Extract the records below word for word and ignore the images.

(Saved data entries)
-------------------------

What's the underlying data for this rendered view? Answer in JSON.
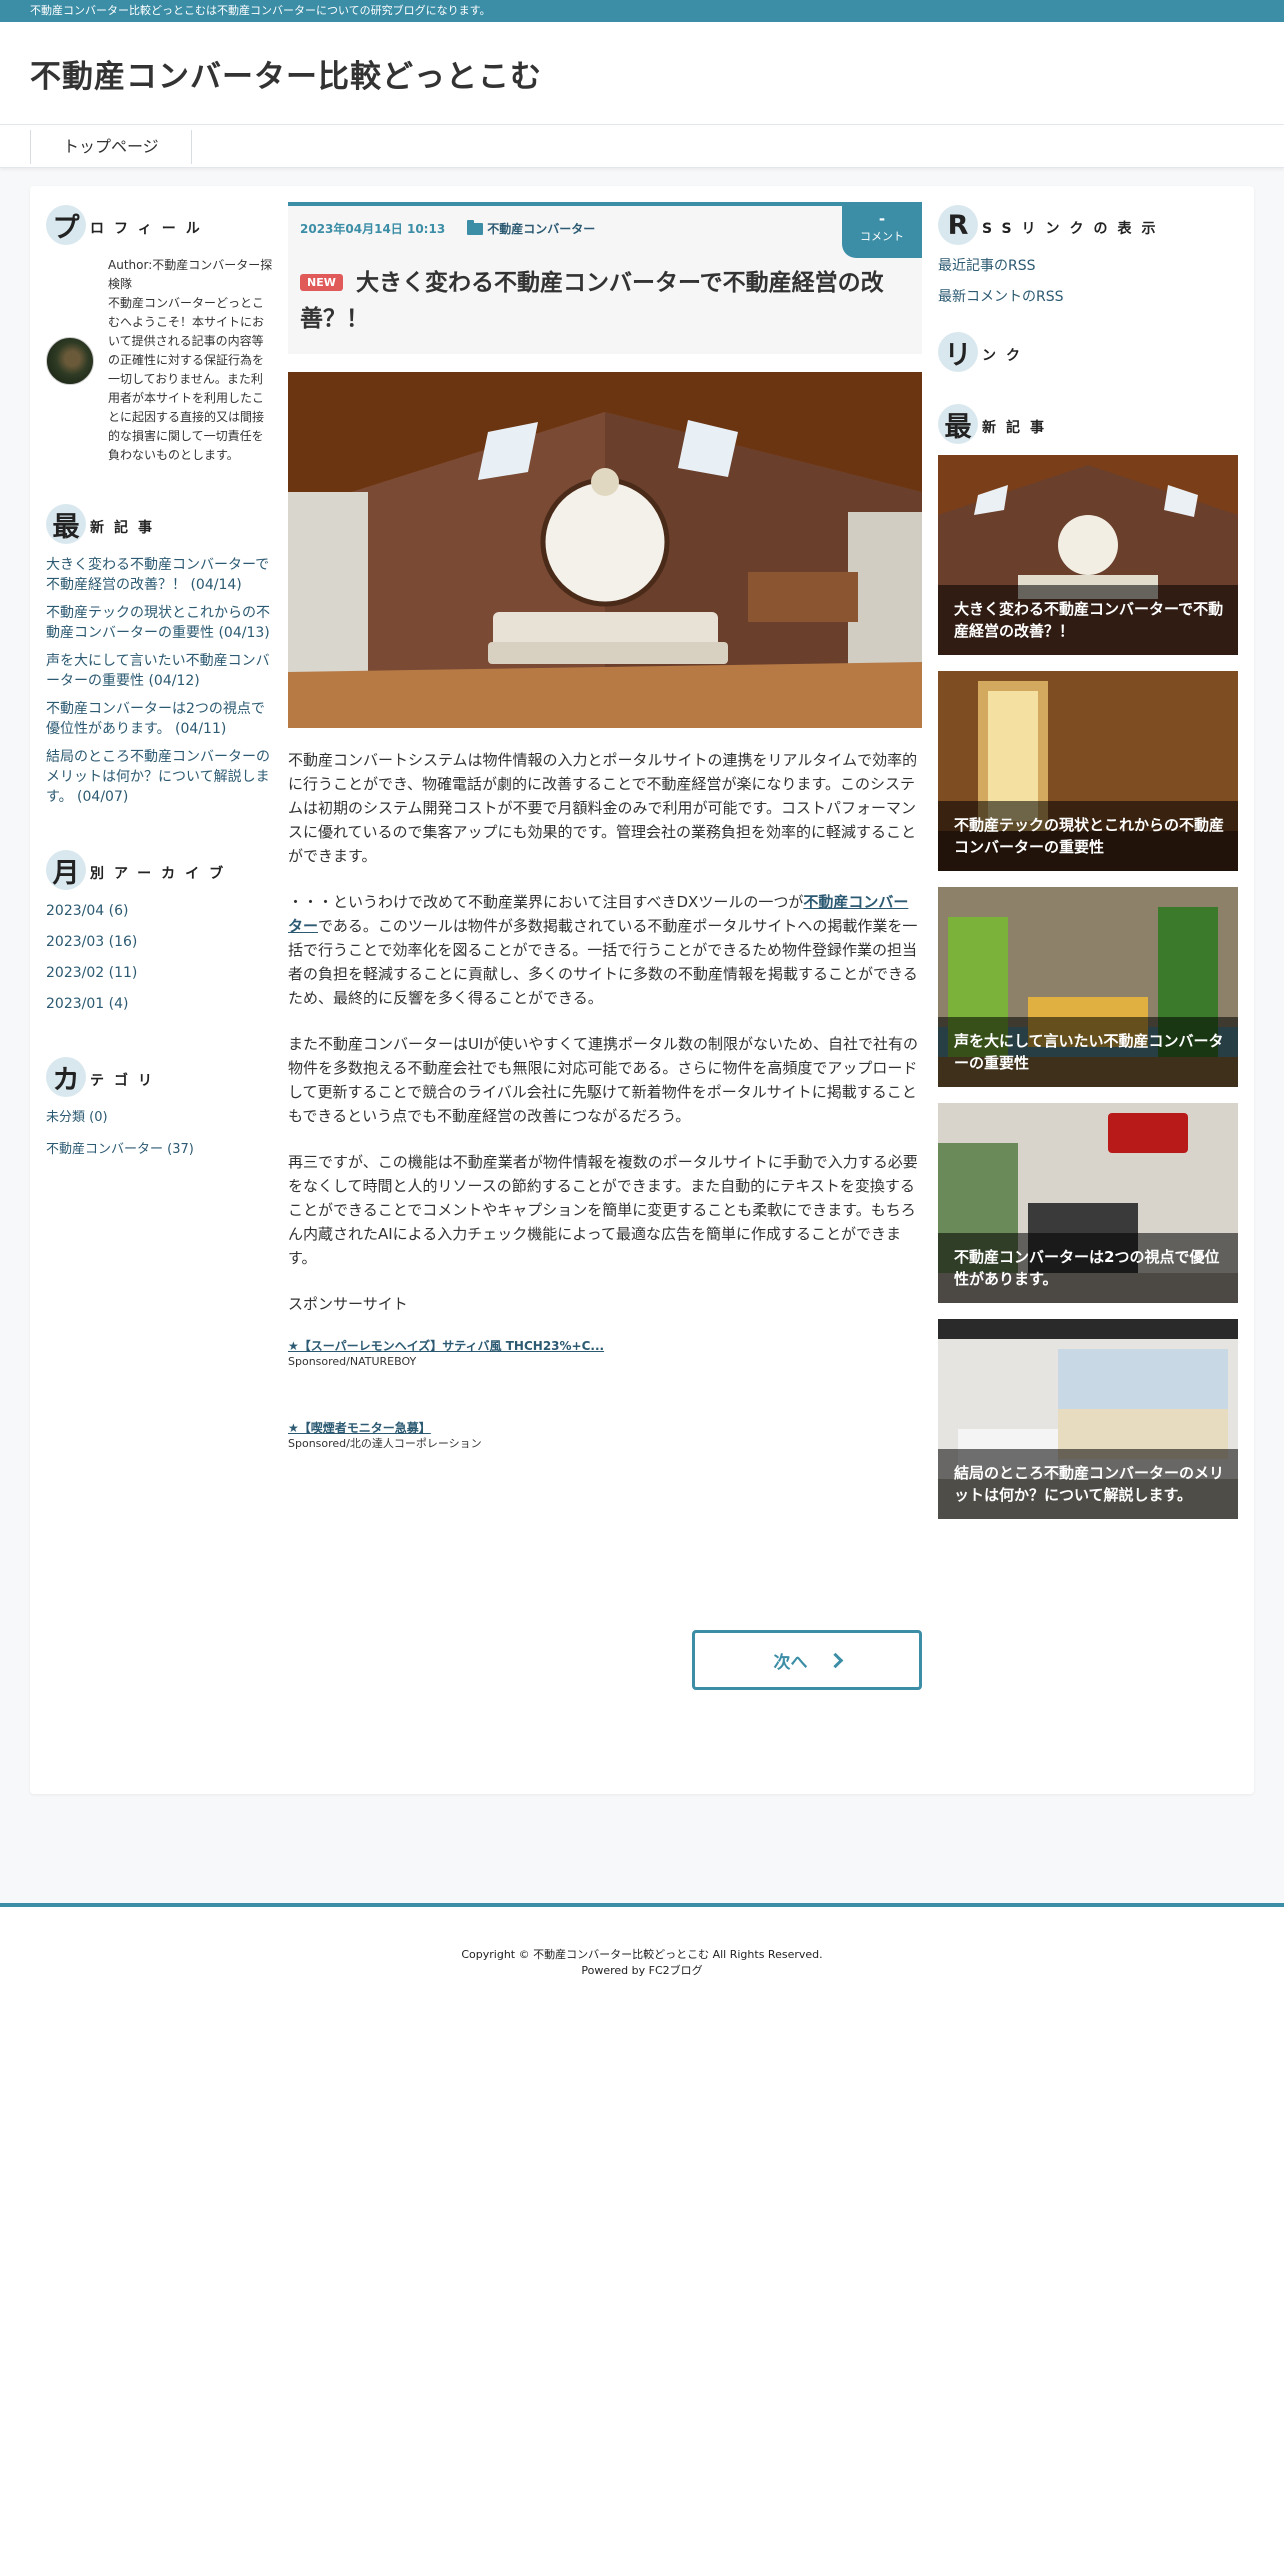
{
  "topbar": {
    "text": "不動産コンバーター比較どっとこむは不動産コンバーターについての研究ブログになります。"
  },
  "header": {
    "title": "不動産コンバーター比較どっとこむ"
  },
  "nav": {
    "items": [
      {
        "label": "トップページ"
      }
    ]
  },
  "left_sidebar": {
    "profile": {
      "title_first": "プ",
      "title_rest": "ロフィール",
      "text": "Author:不動産コンバーター探検隊\n不動産コンバーターどっとこむへようこそ！本サイトにおいて提供される記事の内容等の正確性に対する保証行為を一切しておりません。また利用者が本サイトを利用したことに起因する直接的又は間接的な損害に関して一切責任を負わないものとします。"
    },
    "recent": {
      "title_first": "最",
      "title_rest": "新記事",
      "items": [
        "大きく変わる不動産コンバーターで不動産経営の改善？！ (04/14)",
        "不動産テックの現状とこれからの不動産コンバーターの重要性 (04/13)",
        "声を大にして言いたい不動産コンバーターの重要性 (04/12)",
        "不動産コンバーターは2つの視点で優位性があります。 (04/11)",
        "結局のところ不動産コンバーターのメリットは何か？について解説します。 (04/07)"
      ]
    },
    "archive": {
      "title_first": "月",
      "title_rest": "別アーカイブ",
      "items": [
        "2023/04 (6)",
        "2023/03 (16)",
        "2023/02 (11)",
        "2023/01 (4)"
      ]
    },
    "category": {
      "title_first": "カ",
      "title_rest": "テゴリ",
      "items": [
        "未分類 (0)",
        "不動産コンバーター (37)"
      ]
    }
  },
  "post": {
    "date": "2023年04月14日 10:13",
    "category": "不動産コンバーター",
    "comment_count": "-",
    "comment_label": "コメント",
    "badge": "NEW",
    "title": "大きく変わる不動産コンバーターで不動産経営の改善？！",
    "p1": "不動産コンバートシステムは物件情報の入力とポータルサイトの連携をリアルタイムで効率的に行うことができ、物確電話が劇的に改善することで不動産経営が楽になります。このシステムは初期のシステム開発コストが不要で月額料金のみで利用が可能です。コストパフォーマンスに優れているので集客アップにも効果的です。管理会社の業務負担を効率的に軽減することができます。",
    "p2_before": "・・・というわけで改めて不動産業界において注目すべきDXツールの一つが",
    "p2_link": "不動産コンバーター",
    "p2_after": "である。このツールは物件が多数掲載されている不動産ポータルサイトへの掲載作業を一括で行うことで効率化を図ることができる。一括で行うことができるため物件登録作業の担当者の負担を軽減することに貢献し、多くのサイトに多数の不動産情報を掲載することができるため、最終的に反響を多く得ることができる。",
    "p3": "また不動産コンバーターはUIが使いやすくて連携ポータル数の制限がないため、自社で社有の物件を多数抱える不動産会社でも無限に対応可能である。さらに物件を高頻度でアップロードして更新することで競合のライバル会社に先駆けて新着物件をポータルサイトに掲載することもできるという点でも不動産経営の改善につながるだろう。",
    "p4": "再三ですが、この機能は不動産業者が物件情報を複数のポータルサイトに手動で入力する必要をなくして時間と人的リソースの節約することができます。また自動的にテキストを変換することができることでコメントやキャプションを簡単に変更することも柔軟にできます。もちろん内蔵されたAIによる入力チェック機能によって最適な広告を簡単に作成することができます。",
    "sponsor_heading": "スポンサーサイト",
    "ads": [
      {
        "link": "★【スーパーレモンヘイズ】サティバ風 THCH23%+C...",
        "source": "Sponsored/NATUREBOY"
      },
      {
        "link": "★【喫煙者モニター急募】",
        "source": "Sponsored/北の達人コーポレーション"
      }
    ],
    "next_label": "次へ"
  },
  "right_sidebar": {
    "rss": {
      "title_first": "R",
      "title_rest": "SSリンクの表示",
      "links": [
        "最近記事のRSS",
        "最新コメントのRSS"
      ]
    },
    "links": {
      "title_first": "リ",
      "title_rest": "ンク"
    },
    "recent": {
      "title_first": "最",
      "title_rest": "新記事",
      "cards": [
        "大きく変わる不動産コンバーターで不動産経営の改善？！",
        "不動産テックの現状とこれからの不動産コンバーターの重要性",
        "声を大にして言いたい不動産コンバーターの重要性",
        "不動産コンバーターは2つの視点で優位性があります。",
        "結局のところ不動産コンバーターのメリットは何か？について解説します。"
      ]
    }
  },
  "footer": {
    "copyright": "Copyright © 不動産コンバーター比較どっとこむ All Rights Reserved.",
    "powered": "Powered by FC2ブログ"
  },
  "colors": {
    "accent": "#3c8ea7",
    "badge": "#e05a5a",
    "link": "#2c5a72"
  }
}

-------------------------

◆ **Reply to the task**
What's the underlying data for this rendered view? Answer in JSON.
{
  "topbar": {
    "text": "不動産コンバーター比較どっとこむは不動産コンバーターについての研究ブログになります。"
  },
  "header": {
    "title": "不動産コンバーター比較どっとこむ"
  },
  "nav": {
    "items": [
      {
        "label": "トップページ"
      }
    ]
  },
  "left_sidebar": {
    "profile": {
      "title_first": "プ",
      "title_rest": "ロフィール",
      "text": "Author:不動産コンバーター探検隊\n不動産コンバーターどっとこむへようこそ！本サイトにおいて提供される記事の内容等の正確性に対する保証行為を一切しておりません。また利用者が本サイトを利用したことに起因する直接的又は間接的な損害に関して一切責任を負わないものとします。"
    },
    "recent": {
      "title_first": "最",
      "title_rest": "新記事",
      "items": [
        "大きく変わる不動産コンバーターで不動産経営の改善？！ (04/14)",
        "不動産テックの現状とこれからの不動産コンバーターの重要性 (04/13)",
        "声を大にして言いたい不動産コンバーターの重要性 (04/12)",
        "不動産コンバーターは2つの視点で優位性があります。 (04/11)",
        "結局のところ不動産コンバーターのメリットは何か？について解説します。 (04/07)"
      ]
    },
    "archive": {
      "title_first": "月",
      "title_rest": "別アーカイブ",
      "items": [
        "2023/04 (6)",
        "2023/03 (16)",
        "2023/02 (11)",
        "2023/01 (4)"
      ]
    },
    "category": {
      "title_first": "カ",
      "title_rest": "テゴリ",
      "items": [
        "未分類 (0)",
        "不動産コンバーター (37)"
      ]
    }
  },
  "post": {
    "date": "2023年04月14日 10:13",
    "category": "不動産コンバーター",
    "comment_count": "-",
    "comment_label": "コメント",
    "badge": "NEW",
    "title": "大きく変わる不動産コンバーターで不動産経営の改善？！",
    "p1": "不動産コンバートシステムは物件情報の入力とポータルサイトの連携をリアルタイムで効率的に行うことができ、物確電話が劇的に改善することで不動産経営が楽になります。このシステムは初期のシステム開発コストが不要で月額料金のみで利用が可能です。コストパフォーマンスに優れているので集客アップにも効果的です。管理会社の業務負担を効率的に軽減することができます。",
    "p2_before": "・・・というわけで改めて不動産業界において注目すべきDXツールの一つが",
    "p2_link": "不動産コンバーター",
    "p2_after": "である。このツールは物件が多数掲載されている不動産ポータルサイトへの掲載作業を一括で行うことで効率化を図ることができる。一括で行うことができるため物件登録作業の担当者の負担を軽減することに貢献し、多くのサイトに多数の不動産情報を掲載することができるため、最終的に反響を多く得ることができる。",
    "p3": "また不動産コンバーターはUIが使いやすくて連携ポータル数の制限がないため、自社で社有の物件を多数抱える不動産会社でも無限に対応可能である。さらに物件を高頻度でアップロードして更新することで競合のライバル会社に先駆けて新着物件をポータルサイトに掲載することもできるという点でも不動産経営の改善につながるだろう。",
    "p4": "再三ですが、この機能は不動産業者が物件情報を複数のポータルサイトに手動で入力する必要をなくして時間と人的リソースの節約することができます。また自動的にテキストを変換することができることでコメントやキャプションを簡単に変更することも柔軟にできます。もちろん内蔵されたAIによる入力チェック機能によって最適な広告を簡単に作成することができます。",
    "sponsor_heading": "スポンサーサイト",
    "ads": [
      {
        "link": "★【スーパーレモンヘイズ】サティバ風 THCH23%+C...",
        "source": "Sponsored/NATUREBOY"
      },
      {
        "link": "★【喫煙者モニター急募】",
        "source": "Sponsored/北の達人コーポレーション"
      }
    ],
    "next_label": "次へ"
  },
  "right_sidebar": {
    "rss": {
      "title_first": "R",
      "title_rest": "SSリンクの表示",
      "links": [
        "最近記事のRSS",
        "最新コメントのRSS"
      ]
    },
    "links": {
      "title_first": "リ",
      "title_rest": "ンク"
    },
    "recent": {
      "title_first": "最",
      "title_rest": "新記事",
      "cards": [
        "大きく変わる不動産コンバーターで不動産経営の改善？！",
        "不動産テックの現状とこれからの不動産コンバーターの重要性",
        "声を大にして言いたい不動産コンバーターの重要性",
        "不動産コンバーターは2つの視点で優位性があります。",
        "結局のところ不動産コンバーターのメリットは何か？について解説します。"
      ]
    }
  },
  "footer": {
    "copyright": "Copyright © 不動産コンバーター比較どっとこむ All Rights Reserved.",
    "powered": "Powered by FC2ブログ"
  },
  "colors": {
    "accent": "#3c8ea7",
    "badge": "#e05a5a",
    "link": "#2c5a72"
  }
}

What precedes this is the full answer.